## WHAT IS EXPECTED
Restate the whole listing word for word. Pictures are left out.
#### ENTRIES PROVIDED ####
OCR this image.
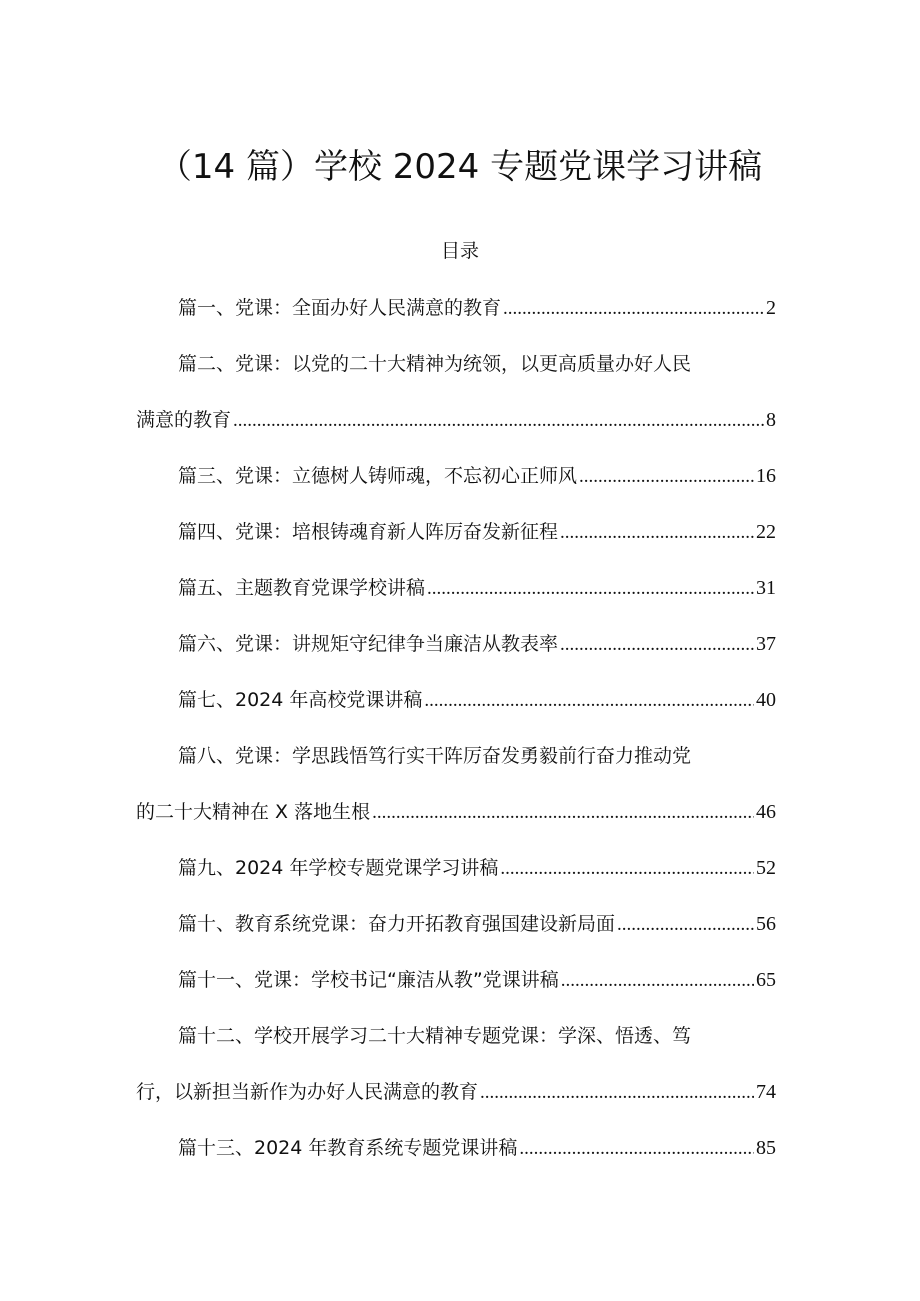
（14 篇）学校 2024 专题党课学习讲稿
目录
篇一、党课：全面办好人民满意的教育 .....	2
篇二、党课：以党的二十大精神为统领，以更高质量办好人民
满意的教育 .....	8
篇三、党课：立德树人铸师魂，不忘初心正师风 .....	16
篇四、党课：培根铸魂育新人阵厉奋发新征程 .....	22
篇五、主题教育党课学校讲稿 .....	31
篇六、党课：讲规矩守纪律争当廉洁从教表率 .....	37
篇七、2024 年高校党课讲稿 .....	40
篇八、党课：学思践悟笃行实干阵厉奋发勇毅前行奋力推动党
的二十大精神在 X 落地生根 .....	46
篇九、2024 年学校专题党课学习讲稿 .....	52
篇十、教育系统党课：奋力开拓教育强国建设新局面 .....	56
篇十一、党课：学校书记“廉洁从教”党课讲稿 .....	65
篇十二、学校开展学习二十大精神专题党课：学深、悟透、笃
行，以新担当新作为办好人民满意的教育 .....	74
篇十三、2024 年教育系统专题党课讲稿 .....	85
####
## RESULT OF THE EXERCISE
OCR this image.
（14 篇）学校 2024 专题党课学习讲稿
目录
篇一、党课：全面办好人民满意的教育 .....	2
篇二、党课：以党的二十大精神为统领，以更高质量办好人民
满意的教育 .....	8
篇三、党课：立德树人铸师魂，不忘初心正师风 .....	16
篇四、党课：培根铸魂育新人阵厉奋发新征程 .....	22
篇五、主题教育党课学校讲稿 .....	31
篇六、党课：讲规矩守纪律争当廉洁从教表率 .....	37
篇七、2024 年高校党课讲稿 .....	40
篇八、党课：学思践悟笃行实干阵厉奋发勇毅前行奋力推动党
的二十大精神在 X 落地生根 .....	46
篇九、2024 年学校专题党课学习讲稿 .....	52
篇十、教育系统党课：奋力开拓教育强国建设新局面 .....	56
篇十一、党课：学校书记“廉洁从教”党课讲稿 .....	65
篇十二、学校开展学习二十大精神专题党课：学深、悟透、笃
行，以新担当新作为办好人民满意的教育 .....	74
篇十三、2024 年教育系统专题党课讲稿 .....	85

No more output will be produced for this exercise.